By and large, such considerations raise the question of whether the type of linguistic distributional information found in text can be reasonably assumed to adequately mirror more general distributional information found in the world. As Connell (2019) puts it:

Linguistic distributional statistics and simulated distributional statistics contain similar patterns, but do not directly reflect one another. In contrast to linguistic information, which comprises statistical regularities between word forms, simulated information encodes statistical regularities at the level of meaning due to the inclusion of situational context in simulated representations. A car, for instance, typically has wheels and a driver, operates on the road or street, and sometimes needs a service or repair. Objects, events, and other situational entities tend to occur together in the real world in ways that, through cumulative interactive experience, can give rise to statistical patterns of how referent concepts are distributed in relation to one another.

This question then extends to the question of the representativeness of linguistic distributional information in and of itself, and to whether what is found in standard DSM training corpora can be considered—both quantitatively and qualitatively—to constitute a representative sample of the type of linguistic distributional information humans are exposed to (Wingfield and Connell, 2019, pp. 8–11).

Yet, despite Connell’s concerns, several investigations have actually considered language to mirror the real world in ways that distributional information found in text could be assumed to reflect, in part or in full, distributional information grounded in sensorimotor experience (see, e.g., Barsalou et al., 2008; Louwerse, 2011). Be that as it may, what is important for our purpose here is not that distributional patterns found in corpora constitute comprehensive samples of distributional information grounding humans' conceptual representations, but only that they condition the structural properties of the conceptual space in a plausible fashion (see more details in Section 3.3.2). Furthermore, insofar as the distributional hypothesis remains a hypothesis about cascading variations—more similar background experiences should entail more similar conceptual spaces—emphasis should be put on modeling plausible differences across distributional patterns speakers may be exposed to. We will return to that question in greater length in Section 6.

3.3.2 Can DSMs Nonetheless Model Conceptual Knowledge?

DSMs have historically been considered to model conceptual aspects of meaning, given how successful they prove to be at performing conceptual tasks such as lexical similarity, priming or analogy (see Westera and Boleda, 2019, §3.2). But can the vector for “cat” in a standard DSM really be considered to model the concept Cat when indeed it is only an abstraction over occurrences of the word cat and not over occurrences of actual cats? For Westera and Boleda (2019) it should not, and DSMs can at best be claimed to model concepts of words but definitely not concepts. And this distinction has its importance as, for them, one cannot expect relations that hold between concepts to necessarily hold between concepts of words. For example, the entailment relationship that may exist between Cat and Animal may not necessarily hold between TheWordCat and TheWordAnimal.

Given request –
Transcribe the passage on distributional semantic models from "DSMs have historically" to "TheWordCat and TheWordAnimal.".

Record excerpts –
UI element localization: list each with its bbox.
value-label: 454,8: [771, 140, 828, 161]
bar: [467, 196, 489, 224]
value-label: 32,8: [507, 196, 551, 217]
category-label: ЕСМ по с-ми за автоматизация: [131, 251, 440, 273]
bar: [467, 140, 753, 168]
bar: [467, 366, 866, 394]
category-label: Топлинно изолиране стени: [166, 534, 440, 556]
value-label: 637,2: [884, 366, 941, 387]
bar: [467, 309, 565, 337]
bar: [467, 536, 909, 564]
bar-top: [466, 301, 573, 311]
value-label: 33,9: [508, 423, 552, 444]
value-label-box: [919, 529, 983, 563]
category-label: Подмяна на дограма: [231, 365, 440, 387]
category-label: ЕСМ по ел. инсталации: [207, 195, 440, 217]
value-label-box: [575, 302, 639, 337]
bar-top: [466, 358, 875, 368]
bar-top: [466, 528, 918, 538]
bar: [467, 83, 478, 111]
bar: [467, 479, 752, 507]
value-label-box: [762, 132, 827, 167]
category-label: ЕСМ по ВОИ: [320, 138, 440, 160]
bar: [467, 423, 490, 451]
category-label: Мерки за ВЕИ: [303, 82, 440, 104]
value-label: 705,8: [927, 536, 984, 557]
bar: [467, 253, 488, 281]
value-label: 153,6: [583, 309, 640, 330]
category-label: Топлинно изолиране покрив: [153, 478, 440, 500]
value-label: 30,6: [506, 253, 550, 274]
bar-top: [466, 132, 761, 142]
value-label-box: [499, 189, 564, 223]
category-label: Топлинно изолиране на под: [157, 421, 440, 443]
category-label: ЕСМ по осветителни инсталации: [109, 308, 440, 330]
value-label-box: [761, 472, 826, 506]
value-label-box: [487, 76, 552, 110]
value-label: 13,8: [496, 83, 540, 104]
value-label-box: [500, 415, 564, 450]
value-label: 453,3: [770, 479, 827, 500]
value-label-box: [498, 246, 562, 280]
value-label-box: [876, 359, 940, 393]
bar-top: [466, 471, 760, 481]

Expected answer –
DSMs have historically been considered to model conceptual aspects of meaning, given how successful they prove to be at performing conceptual tasks such as lexical similarity, priming or analogy (see Westera and Boleda, 2019, §3.2). But can the vector for “cat” in a standard DSM really be considered to model the concept Cat when indeed it is only an abstraction over occurrences of the word cat and not over occurrences of actual cats? For Westera and Boleda (2019) it should not, and DSMs can at best be claimed to model concepts of words but definitely not concepts. And this distinction has its importance as, for them, one cannot expect relations that hold between concepts to necessarily hold between concepts of words. For example, the entailment relationship that may exist between Cat and Animal may not necessarily hold between TheWordCat and TheWordAnimal.